» DATA FOR THE TASK:
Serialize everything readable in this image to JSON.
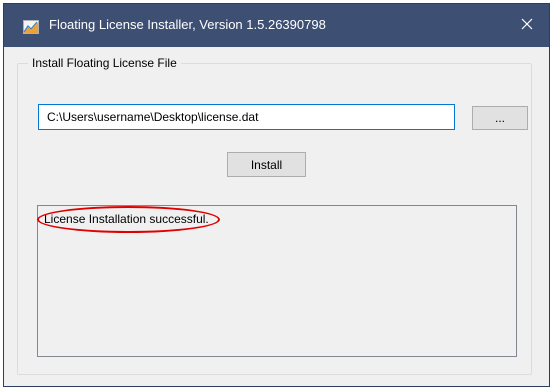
{
  "window": {
    "title": "Floating License Installer, Version 1.5.26390798",
    "app_icon": "chart-document-icon",
    "close_icon": "close-icon",
    "titlebar_color": "#3d4f73"
  },
  "group": {
    "label": "Install Floating License File"
  },
  "file_path": {
    "value": "C:\\Users\\username\\Desktop\\license.dat"
  },
  "buttons": {
    "browse_label": "...",
    "install_label": "Install"
  },
  "output": {
    "status_text": "License Installation successful.",
    "highlight_color": "#e00000"
  }
}
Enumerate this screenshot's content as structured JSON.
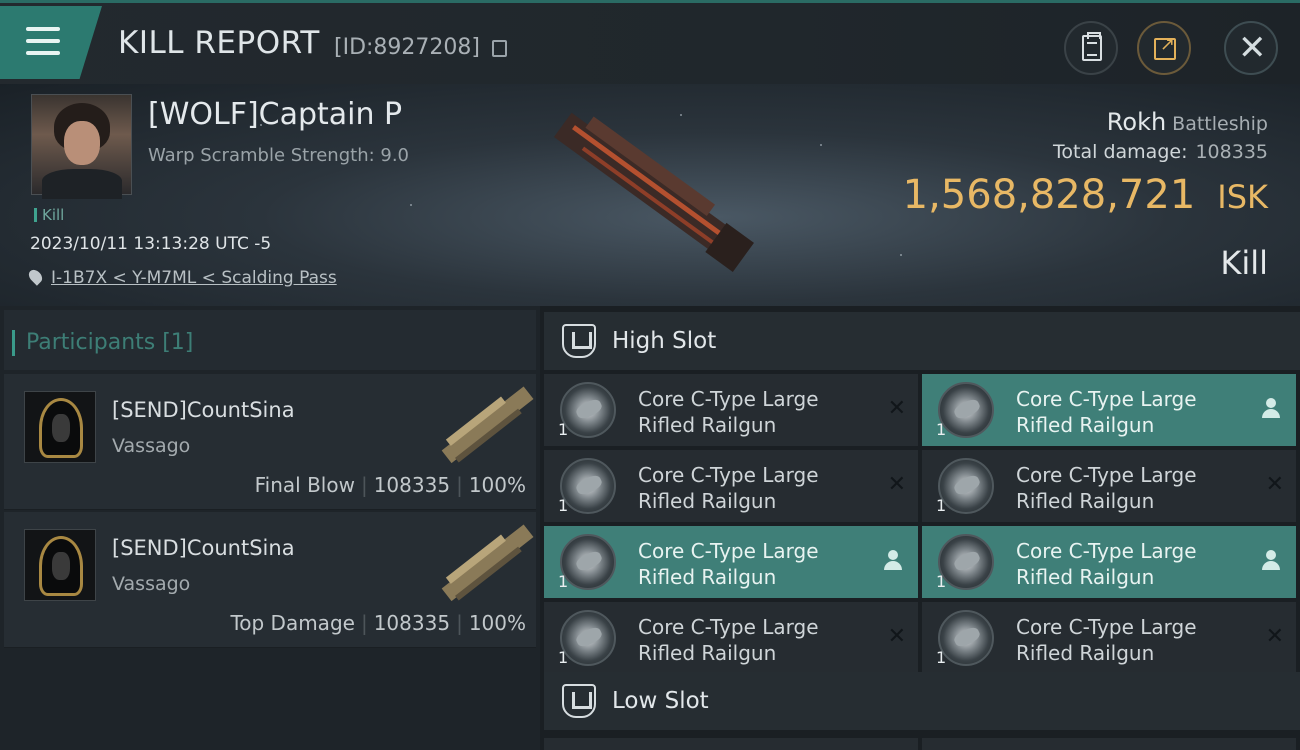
{
  "header": {
    "title": "KILL REPORT",
    "kill_id": "[ID:8927208]",
    "icons": [
      "menu-icon",
      "copy-icon",
      "clipboard-icon",
      "share-icon",
      "close-icon"
    ]
  },
  "victim": {
    "name": "[WOLF]Captain P",
    "warp_scramble": "Warp Scramble Strength: 9.0",
    "tag": "Kill",
    "timestamp": "2023/10/11 13:13:28 UTC -5",
    "location": "I-1B7X < Y-M7ML < Scalding Pass",
    "ship_name": "Rokh",
    "ship_class": "Battleship",
    "total_damage_label": "Total damage:",
    "total_damage": "108335",
    "isk_value": "1,568,828,721",
    "isk_unit": "ISK",
    "result": "Kill"
  },
  "participants": {
    "title": "Participants [1]",
    "rows": [
      {
        "name": "[SEND]CountSina",
        "ship": "Vassago",
        "role": "Final Blow",
        "damage": "108335",
        "percent": "100%"
      },
      {
        "name": "[SEND]CountSina",
        "ship": "Vassago",
        "role": "Top Damage",
        "damage": "108335",
        "percent": "100%"
      }
    ]
  },
  "fitting": {
    "high_slot_label": "High Slot",
    "low_slot_label": "Low Slot",
    "high_modules": [
      {
        "line1": "Core C-Type Large",
        "line2": "Rifled Railgun",
        "qty": "1",
        "state": "destroyed",
        "action_icon": "close-icon"
      },
      {
        "line1": "Core C-Type Large",
        "line2": "Rifled Railgun",
        "qty": "1",
        "state": "dropped",
        "action_icon": "person-icon"
      },
      {
        "line1": "Core C-Type Large",
        "line2": "Rifled Railgun",
        "qty": "1",
        "state": "destroyed",
        "action_icon": "close-icon"
      },
      {
        "line1": "Core C-Type Large",
        "line2": "Rifled Railgun",
        "qty": "1",
        "state": "destroyed",
        "action_icon": "close-icon"
      },
      {
        "line1": "Core C-Type Large",
        "line2": "Rifled Railgun",
        "qty": "1",
        "state": "dropped",
        "action_icon": "person-icon"
      },
      {
        "line1": "Core C-Type Large",
        "line2": "Rifled Railgun",
        "qty": "1",
        "state": "dropped",
        "action_icon": "person-icon"
      },
      {
        "line1": "Core C-Type Large",
        "line2": "Rifled Railgun",
        "qty": "1",
        "state": "destroyed",
        "action_icon": "close-icon"
      },
      {
        "line1": "Core C-Type Large",
        "line2": "Rifled Railgun",
        "qty": "1",
        "state": "destroyed",
        "action_icon": "close-icon"
      }
    ],
    "close_glyph": "✕"
  },
  "colors": {
    "accent": "#2c7a70",
    "isk_gold": "#e8b865",
    "dropped_bg": "#3f7f78",
    "panel_bg": "#262c31"
  }
}
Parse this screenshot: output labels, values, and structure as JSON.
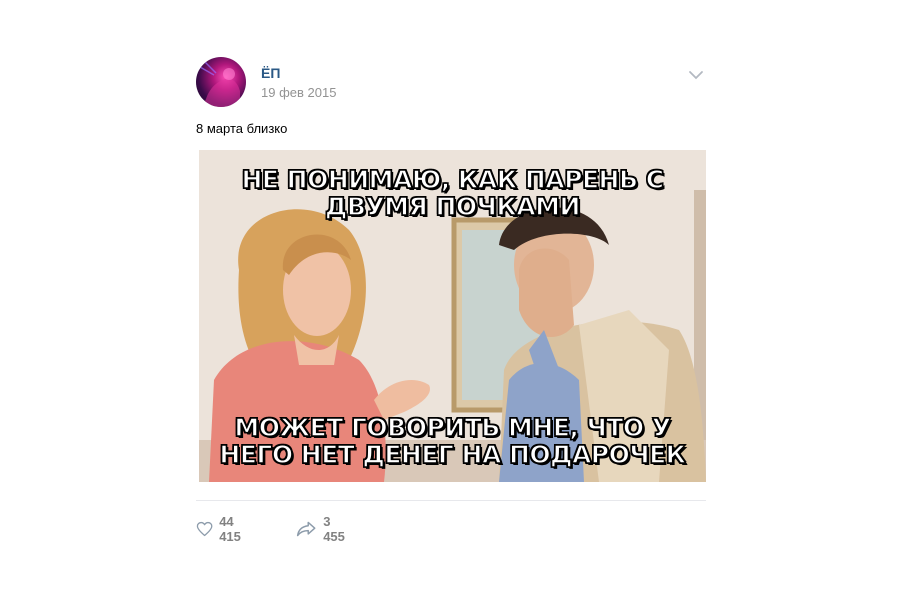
{
  "post": {
    "author": "ЁП",
    "date": "19 фев 2015",
    "text": "8 марта близко",
    "meme": {
      "caption_top": "НЕ ПОНИМАЮ, КАК ПАРЕНЬ С ДВУМЯ ПОЧКАМИ",
      "caption_bottom": "МОЖЕТ ГОВОРИТЬ МНЕ, ЧТО У НЕГО НЕТ ДЕНЕГ НА ПОДАРОЧЕК"
    },
    "likes": "44 415",
    "shares": "3 455"
  },
  "icons": {
    "like": "heart-icon",
    "share": "share-arrow-icon",
    "menu": "chevron-down-icon"
  },
  "colors": {
    "author": "#2a5885",
    "meta": "#939393",
    "counts": "#828282"
  }
}
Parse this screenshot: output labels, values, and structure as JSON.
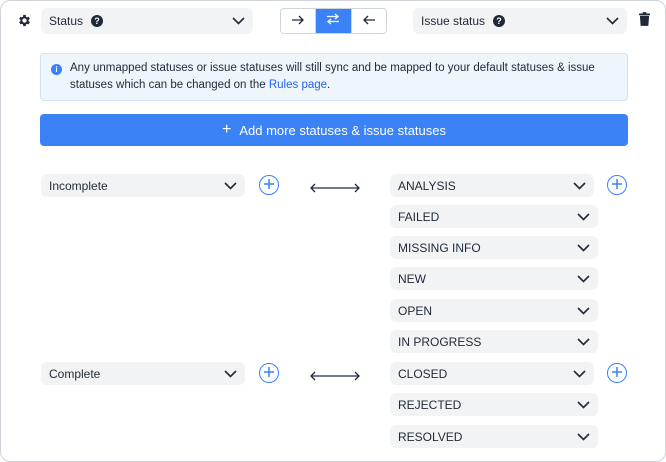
{
  "header": {
    "left_select": "Status",
    "right_select": "Issue status",
    "help_glyph": "?"
  },
  "info": {
    "icon_glyph": "i",
    "text_before": "Any unmapped statuses or issue statuses will still sync and be mapped to your default statuses & issue statuses which can be changed on the ",
    "link": "Rules page",
    "text_after": "."
  },
  "add_button": {
    "plus": "+",
    "label": "Add more statuses & issue statuses"
  },
  "mappings": [
    {
      "left": "Incomplete",
      "right": [
        "ANALYSIS",
        "FAILED",
        "MISSING INFO",
        "NEW",
        "OPEN",
        "IN PROGRESS"
      ]
    },
    {
      "left": "Complete",
      "right": [
        "CLOSED",
        "REJECTED",
        "RESOLVED"
      ]
    }
  ],
  "icons": {
    "gear": "gear-icon",
    "trash": "trash-icon",
    "direction_left_to_right": "arrow-right-icon",
    "direction_both": "arrows-swap-icon",
    "direction_right_to_left": "arrow-left-icon"
  },
  "colors": {
    "accent": "#3b82f6",
    "select_bg": "#f1f3f5",
    "info_bg": "#eef6fc",
    "link": "#2563eb"
  }
}
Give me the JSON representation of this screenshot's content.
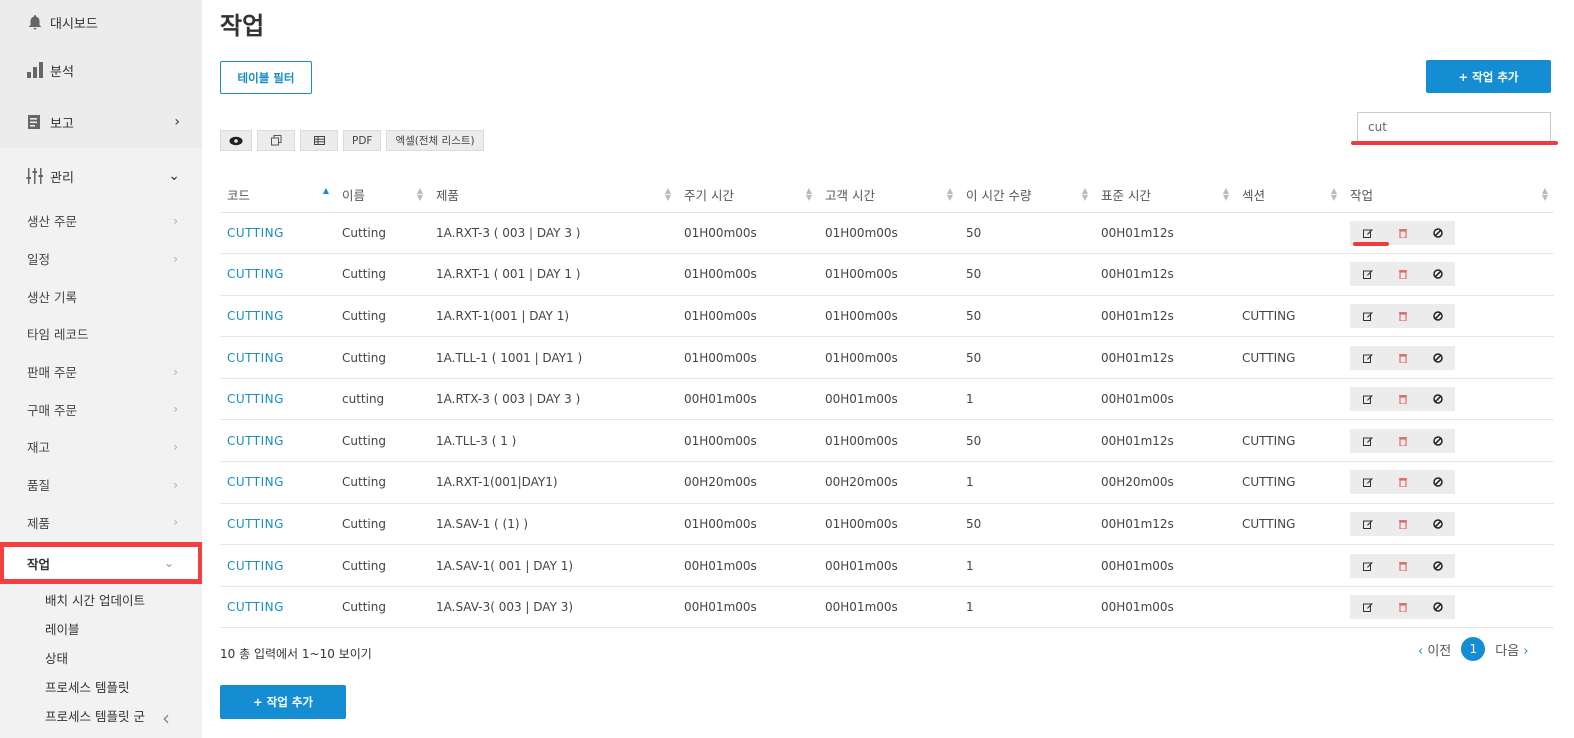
{
  "sidebar": {
    "dashboard": "대시보드",
    "analytics": "분석",
    "reports": "보고",
    "manage": "관리",
    "submenu": [
      {
        "label": "생산 주문",
        "chevron": true
      },
      {
        "label": "일정",
        "chevron": true
      },
      {
        "label": "생산 기록",
        "chevron": false
      },
      {
        "label": "타임 레코드",
        "chevron": false
      },
      {
        "label": "판매 주문",
        "chevron": true
      },
      {
        "label": "구매 주문",
        "chevron": true
      },
      {
        "label": "재고",
        "chevron": true
      },
      {
        "label": "품질",
        "chevron": true
      },
      {
        "label": "제품",
        "chevron": true
      }
    ],
    "active": "작업",
    "children": [
      "배치 시간 업데이트",
      "레이블",
      "상태",
      "프로세스 템플릿",
      "프로세스 템플릿 군"
    ]
  },
  "page": {
    "title": "작업",
    "filter_button": "테이블 필터",
    "add_button": "+ 작업 추가",
    "toolbar_pdf": "PDF",
    "toolbar_excel": "엑셀(전체 리스트)",
    "search_value": "cut"
  },
  "table": {
    "headers": [
      "코드",
      "이름",
      "제품",
      "주기 시간",
      "고객 시간",
      "이 시간 수량",
      "표준 시간",
      "섹션",
      "작업"
    ],
    "rows": [
      [
        "CUTTING",
        "Cutting",
        "1A.RXT-3 ( 003 | DAY 3 )",
        "01H00m00s",
        "01H00m00s",
        "50",
        "00H01m12s",
        ""
      ],
      [
        "CUTTING",
        "Cutting",
        "1A.RXT-1 ( 001 | DAY 1 )",
        "01H00m00s",
        "01H00m00s",
        "50",
        "00H01m12s",
        ""
      ],
      [
        "CUTTING",
        "Cutting",
        "1A.RXT-1(001 | DAY 1)",
        "01H00m00s",
        "01H00m00s",
        "50",
        "00H01m12s",
        "CUTTING"
      ],
      [
        "CUTTING",
        "Cutting",
        "1A.TLL-1 ( 1001 | DAY1 )",
        "01H00m00s",
        "01H00m00s",
        "50",
        "00H01m12s",
        "CUTTING"
      ],
      [
        "CUTTING",
        "cutting",
        "1A.RTX-3 ( 003 | DAY 3 )",
        "00H01m00s",
        "00H01m00s",
        "1",
        "00H01m00s",
        ""
      ],
      [
        "CUTTING",
        "Cutting",
        "1A.TLL-3 ( 1 )",
        "01H00m00s",
        "01H00m00s",
        "50",
        "00H01m12s",
        "CUTTING"
      ],
      [
        "CUTTING",
        "Cutting",
        "1A.RXT-1(001|DAY1)",
        "00H20m00s",
        "00H20m00s",
        "1",
        "00H20m00s",
        "CUTTING"
      ],
      [
        "CUTTING",
        "Cutting",
        "1A.SAV-1 ( (1) )",
        "01H00m00s",
        "01H00m00s",
        "50",
        "00H01m12s",
        "CUTTING"
      ],
      [
        "CUTTING",
        "Cutting",
        "1A.SAV-1( 001 | DAY 1)",
        "00H01m00s",
        "00H01m00s",
        "1",
        "00H01m00s",
        ""
      ],
      [
        "CUTTING",
        "Cutting",
        "1A.SAV-3( 003 | DAY 3)",
        "00H01m00s",
        "00H01m00s",
        "1",
        "00H01m00s",
        ""
      ]
    ]
  },
  "footer": {
    "info": "10 총 입력에서 1~10 보이기",
    "prev": "이전",
    "current": "1",
    "next": "다음"
  },
  "colors": {
    "accent": "#148dd3",
    "highlight": "#ee3b3e",
    "sidebar_bg": "#f2f2f2"
  }
}
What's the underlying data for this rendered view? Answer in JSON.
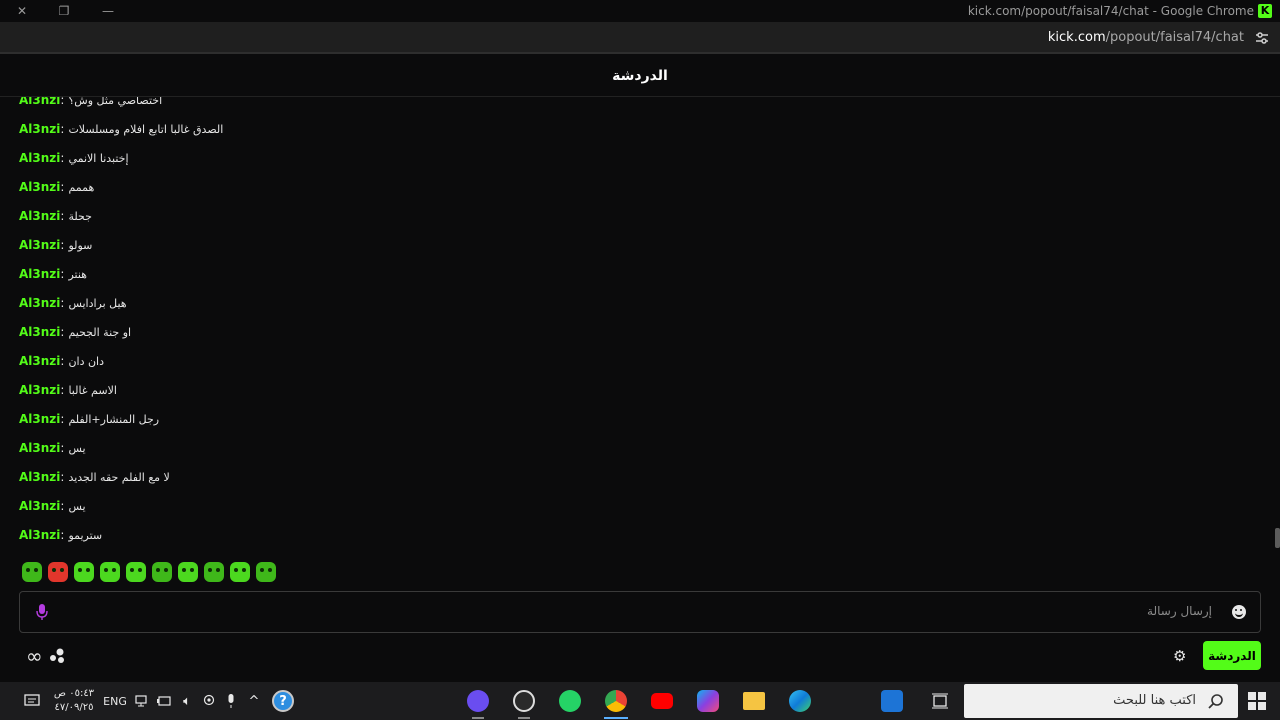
{
  "window": {
    "title": "kick.com/popout/faisal74/chat - Google Chrome",
    "favicon_letter": "K",
    "controls": {
      "close": "✕",
      "restore": "❐",
      "minimize": "—"
    }
  },
  "urlbar": {
    "domain": "kick.com",
    "path": "/popout/faisal74/chat"
  },
  "chat": {
    "title": "الدردشة",
    "messages": [
      {
        "user": "Al3nzi",
        "text": "اختصاصي مثل وش؟"
      },
      {
        "user": "Al3nzi",
        "text": "الصدق غالبا اتابع افلام ومسلسلات"
      },
      {
        "user": "Al3nzi",
        "text": "إختبدنا الانمي"
      },
      {
        "user": "Al3nzi",
        "text": "هممم"
      },
      {
        "user": "Al3nzi",
        "text": "جحلة"
      },
      {
        "user": "Al3nzi",
        "text": "سولو"
      },
      {
        "user": "Al3nzi",
        "text": "هنتر"
      },
      {
        "user": "Al3nzi",
        "text": "هيل برادايس"
      },
      {
        "user": "Al3nzi",
        "text": "او جنة الجحيم"
      },
      {
        "user": "Al3nzi",
        "text": "دان دان"
      },
      {
        "user": "Al3nzi",
        "text": "الاسم غالبا"
      },
      {
        "user": "Al3nzi",
        "text": "رجل المنشار+الفلم"
      },
      {
        "user": "Al3nzi",
        "text": "يس"
      },
      {
        "user": "Al3nzi",
        "text": "لا مع الفلم حقه الجديد"
      },
      {
        "user": "Al3nzi",
        "text": "يس"
      },
      {
        "user": "Al3nzi",
        "text": "ستريمو"
      }
    ],
    "emotes": [
      "green-emote",
      "red-emote",
      "green-emote",
      "green-emote",
      "green-emote",
      "green-emote",
      "green-emote",
      "green-emote",
      "green-emote",
      "green-emote"
    ],
    "input_placeholder": "إرسال رسالة",
    "send_tab_label": "الدردشة",
    "infinity_glyph": "∞"
  },
  "taskbar": {
    "time": "٠٥:٤٣ ص",
    "date": "٤٧/٠٩/٢٥",
    "language": "ENG",
    "search_placeholder": "اكتب هنا للبحث",
    "apps": [
      "obs-icon",
      "chrome-icon",
      "whatsapp-icon",
      "youtube-icon",
      "m365-icon",
      "file-explorer-icon",
      "edge-icon",
      "mail-icon",
      "task-view-icon"
    ]
  },
  "colors": {
    "accent": "#53fc18",
    "background": "#0b0b0c"
  }
}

» REQUIRED WORK: Output a single number: how many lines contain the word "JSON".

» FINAL RESULT: 6